Your objective:
Copy out the records word for word, beginning with the very first line and stopping after the line that contains "- x-tick-label: 2T16: [327, 365, 375, 383]".

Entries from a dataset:
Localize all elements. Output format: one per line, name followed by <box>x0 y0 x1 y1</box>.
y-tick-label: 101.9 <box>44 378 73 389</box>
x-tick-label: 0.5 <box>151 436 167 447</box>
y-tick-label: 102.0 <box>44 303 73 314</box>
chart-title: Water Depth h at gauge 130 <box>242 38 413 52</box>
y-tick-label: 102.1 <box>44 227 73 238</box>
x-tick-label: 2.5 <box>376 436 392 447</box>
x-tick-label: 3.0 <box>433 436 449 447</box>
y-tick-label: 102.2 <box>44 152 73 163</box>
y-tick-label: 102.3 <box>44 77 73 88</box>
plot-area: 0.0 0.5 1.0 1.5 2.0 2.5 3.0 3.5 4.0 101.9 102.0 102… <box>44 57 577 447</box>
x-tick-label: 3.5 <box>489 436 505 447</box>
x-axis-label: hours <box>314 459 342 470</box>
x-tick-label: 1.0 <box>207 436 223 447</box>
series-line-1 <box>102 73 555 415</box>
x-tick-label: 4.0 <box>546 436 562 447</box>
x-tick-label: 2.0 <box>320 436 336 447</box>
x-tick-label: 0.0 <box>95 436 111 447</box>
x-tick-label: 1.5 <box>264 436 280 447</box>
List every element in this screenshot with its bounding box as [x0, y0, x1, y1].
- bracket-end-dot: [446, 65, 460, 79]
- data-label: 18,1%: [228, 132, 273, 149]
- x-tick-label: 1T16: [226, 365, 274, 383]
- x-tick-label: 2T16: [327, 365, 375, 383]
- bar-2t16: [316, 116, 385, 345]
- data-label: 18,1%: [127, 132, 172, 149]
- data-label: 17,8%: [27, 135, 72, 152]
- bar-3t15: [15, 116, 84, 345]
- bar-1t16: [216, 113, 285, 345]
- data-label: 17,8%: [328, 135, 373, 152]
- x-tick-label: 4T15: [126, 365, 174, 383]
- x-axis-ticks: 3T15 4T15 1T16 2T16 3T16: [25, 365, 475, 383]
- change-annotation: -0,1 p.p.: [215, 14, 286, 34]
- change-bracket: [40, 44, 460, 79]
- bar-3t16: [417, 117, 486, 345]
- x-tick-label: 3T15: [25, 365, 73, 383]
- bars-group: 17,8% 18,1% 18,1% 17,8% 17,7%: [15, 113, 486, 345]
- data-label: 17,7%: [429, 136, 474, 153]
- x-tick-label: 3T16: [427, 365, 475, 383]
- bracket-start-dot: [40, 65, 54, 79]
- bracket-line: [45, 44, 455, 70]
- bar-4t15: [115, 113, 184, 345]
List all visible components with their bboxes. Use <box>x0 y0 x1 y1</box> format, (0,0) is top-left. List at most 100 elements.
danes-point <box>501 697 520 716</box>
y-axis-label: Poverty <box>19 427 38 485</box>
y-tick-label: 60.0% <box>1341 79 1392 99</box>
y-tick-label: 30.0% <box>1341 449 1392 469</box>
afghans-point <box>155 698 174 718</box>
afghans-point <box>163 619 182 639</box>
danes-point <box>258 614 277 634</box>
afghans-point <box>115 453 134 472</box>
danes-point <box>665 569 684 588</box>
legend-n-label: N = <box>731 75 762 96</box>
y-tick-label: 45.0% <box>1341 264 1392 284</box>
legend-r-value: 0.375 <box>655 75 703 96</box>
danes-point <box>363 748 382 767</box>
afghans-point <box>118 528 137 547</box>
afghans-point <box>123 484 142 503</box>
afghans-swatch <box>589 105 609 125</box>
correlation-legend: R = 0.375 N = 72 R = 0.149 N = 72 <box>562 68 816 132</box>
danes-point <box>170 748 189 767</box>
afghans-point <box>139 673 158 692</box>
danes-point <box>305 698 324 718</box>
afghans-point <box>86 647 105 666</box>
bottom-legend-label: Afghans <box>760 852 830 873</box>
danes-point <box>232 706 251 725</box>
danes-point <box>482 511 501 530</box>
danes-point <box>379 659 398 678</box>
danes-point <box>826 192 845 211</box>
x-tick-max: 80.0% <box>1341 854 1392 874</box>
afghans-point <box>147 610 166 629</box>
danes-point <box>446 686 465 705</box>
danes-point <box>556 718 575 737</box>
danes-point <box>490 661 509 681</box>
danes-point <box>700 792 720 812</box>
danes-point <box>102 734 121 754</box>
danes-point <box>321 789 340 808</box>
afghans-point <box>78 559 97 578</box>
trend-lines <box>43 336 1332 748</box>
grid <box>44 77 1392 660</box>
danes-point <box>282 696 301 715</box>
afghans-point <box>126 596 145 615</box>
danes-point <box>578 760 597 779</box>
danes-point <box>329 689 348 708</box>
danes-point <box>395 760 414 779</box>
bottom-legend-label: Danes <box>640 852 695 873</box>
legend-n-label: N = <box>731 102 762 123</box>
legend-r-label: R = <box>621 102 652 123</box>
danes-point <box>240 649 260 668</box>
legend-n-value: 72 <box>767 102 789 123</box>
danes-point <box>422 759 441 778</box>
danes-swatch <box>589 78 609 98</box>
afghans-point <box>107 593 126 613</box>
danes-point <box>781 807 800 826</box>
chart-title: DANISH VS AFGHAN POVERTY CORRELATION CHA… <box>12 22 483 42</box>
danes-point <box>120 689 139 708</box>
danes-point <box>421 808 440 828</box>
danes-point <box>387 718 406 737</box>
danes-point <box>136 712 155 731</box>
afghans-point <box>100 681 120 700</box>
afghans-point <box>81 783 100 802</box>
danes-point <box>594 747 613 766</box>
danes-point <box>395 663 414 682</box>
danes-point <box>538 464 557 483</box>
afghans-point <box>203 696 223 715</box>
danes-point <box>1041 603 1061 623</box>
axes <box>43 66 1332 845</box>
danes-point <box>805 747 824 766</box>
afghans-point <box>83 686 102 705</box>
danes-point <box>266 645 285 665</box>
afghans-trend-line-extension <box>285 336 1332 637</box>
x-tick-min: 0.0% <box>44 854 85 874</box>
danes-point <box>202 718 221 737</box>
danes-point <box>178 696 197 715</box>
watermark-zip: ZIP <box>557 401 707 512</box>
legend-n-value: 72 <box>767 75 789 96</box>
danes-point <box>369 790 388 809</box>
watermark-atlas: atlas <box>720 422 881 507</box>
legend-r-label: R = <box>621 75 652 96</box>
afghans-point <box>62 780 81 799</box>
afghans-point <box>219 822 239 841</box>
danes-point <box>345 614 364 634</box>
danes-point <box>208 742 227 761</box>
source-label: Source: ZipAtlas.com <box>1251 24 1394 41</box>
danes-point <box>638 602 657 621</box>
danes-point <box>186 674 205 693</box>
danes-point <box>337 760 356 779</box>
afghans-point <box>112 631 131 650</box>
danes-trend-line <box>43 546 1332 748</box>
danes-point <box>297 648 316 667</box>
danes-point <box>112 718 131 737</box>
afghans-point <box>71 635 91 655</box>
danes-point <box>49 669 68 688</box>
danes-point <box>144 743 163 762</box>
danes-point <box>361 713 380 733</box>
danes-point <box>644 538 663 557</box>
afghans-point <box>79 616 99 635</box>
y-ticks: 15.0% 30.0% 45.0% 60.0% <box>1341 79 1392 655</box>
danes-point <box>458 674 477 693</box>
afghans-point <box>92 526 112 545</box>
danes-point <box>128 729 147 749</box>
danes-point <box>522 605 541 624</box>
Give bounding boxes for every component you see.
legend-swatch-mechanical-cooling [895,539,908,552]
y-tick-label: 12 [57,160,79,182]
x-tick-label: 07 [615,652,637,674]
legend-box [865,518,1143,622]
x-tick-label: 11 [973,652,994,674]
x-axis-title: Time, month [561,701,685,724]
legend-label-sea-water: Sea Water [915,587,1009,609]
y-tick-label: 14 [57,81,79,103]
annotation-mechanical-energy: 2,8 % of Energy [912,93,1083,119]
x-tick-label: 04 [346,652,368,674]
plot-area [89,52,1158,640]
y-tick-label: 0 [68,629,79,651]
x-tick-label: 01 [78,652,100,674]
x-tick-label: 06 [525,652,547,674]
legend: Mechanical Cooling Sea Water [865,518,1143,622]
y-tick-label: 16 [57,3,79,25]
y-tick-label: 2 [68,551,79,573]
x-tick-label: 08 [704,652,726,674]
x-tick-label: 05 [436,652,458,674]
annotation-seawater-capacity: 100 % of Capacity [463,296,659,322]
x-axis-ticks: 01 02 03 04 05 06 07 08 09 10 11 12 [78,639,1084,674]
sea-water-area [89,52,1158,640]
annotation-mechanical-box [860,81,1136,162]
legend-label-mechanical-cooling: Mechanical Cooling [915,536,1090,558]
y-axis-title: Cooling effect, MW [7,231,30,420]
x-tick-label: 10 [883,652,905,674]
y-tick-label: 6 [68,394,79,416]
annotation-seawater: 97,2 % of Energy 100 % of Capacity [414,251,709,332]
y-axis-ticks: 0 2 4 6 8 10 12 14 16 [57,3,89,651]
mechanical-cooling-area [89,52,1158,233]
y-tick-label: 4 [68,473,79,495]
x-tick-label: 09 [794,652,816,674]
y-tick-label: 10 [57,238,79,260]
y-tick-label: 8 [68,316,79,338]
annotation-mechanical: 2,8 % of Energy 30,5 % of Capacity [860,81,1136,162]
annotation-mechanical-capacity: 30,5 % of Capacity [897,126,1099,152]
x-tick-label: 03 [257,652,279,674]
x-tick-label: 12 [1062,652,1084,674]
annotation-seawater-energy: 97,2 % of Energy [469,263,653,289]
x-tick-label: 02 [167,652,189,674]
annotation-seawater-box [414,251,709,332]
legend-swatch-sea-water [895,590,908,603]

Response for this exercise:
Localize all elements. Output format: one per line, name followed by <box>x0 y0 x1 y1</box>.
y-tick-label: 101.9 <box>44 378 73 389</box>
x-tick-label: 0.5 <box>151 436 167 447</box>
y-tick-label: 102.0 <box>44 303 73 314</box>
chart-title: Water Depth h at gauge 130 <box>242 38 413 52</box>
y-tick-label: 102.1 <box>44 227 73 238</box>
x-tick-label: 2.5 <box>376 436 392 447</box>
x-tick-label: 3.0 <box>433 436 449 447</box>
y-tick-label: 102.2 <box>44 152 73 163</box>
y-tick-label: 102.3 <box>44 77 73 88</box>
plot-area: 0.0 0.5 1.0 1.5 2.0 2.5 3.0 3.5 4.0 101.9 102.0 102… <box>44 57 577 447</box>
x-tick-label: 3.5 <box>489 436 505 447</box>
x-axis-label: hours <box>314 459 342 470</box>
x-tick-label: 1.0 <box>207 436 223 447</box>
series-line-1 <box>102 73 555 415</box>
x-tick-label: 4.0 <box>546 436 562 447</box>
x-tick-label: 2.0 <box>320 436 336 447</box>
x-tick-label: 0.0 <box>95 436 111 447</box>
x-tick-label: 1.5 <box>264 436 280 447</box>
List every element in this screenshot with its bounding box as [x0, y0, x1, y1].
- bracket-end-dot: [446, 65, 460, 79]
- data-label: 18,1%: [228, 132, 273, 149]
- x-tick-label: 1T16: [226, 365, 274, 383]
- x-tick-label: 2T16: [327, 365, 375, 383]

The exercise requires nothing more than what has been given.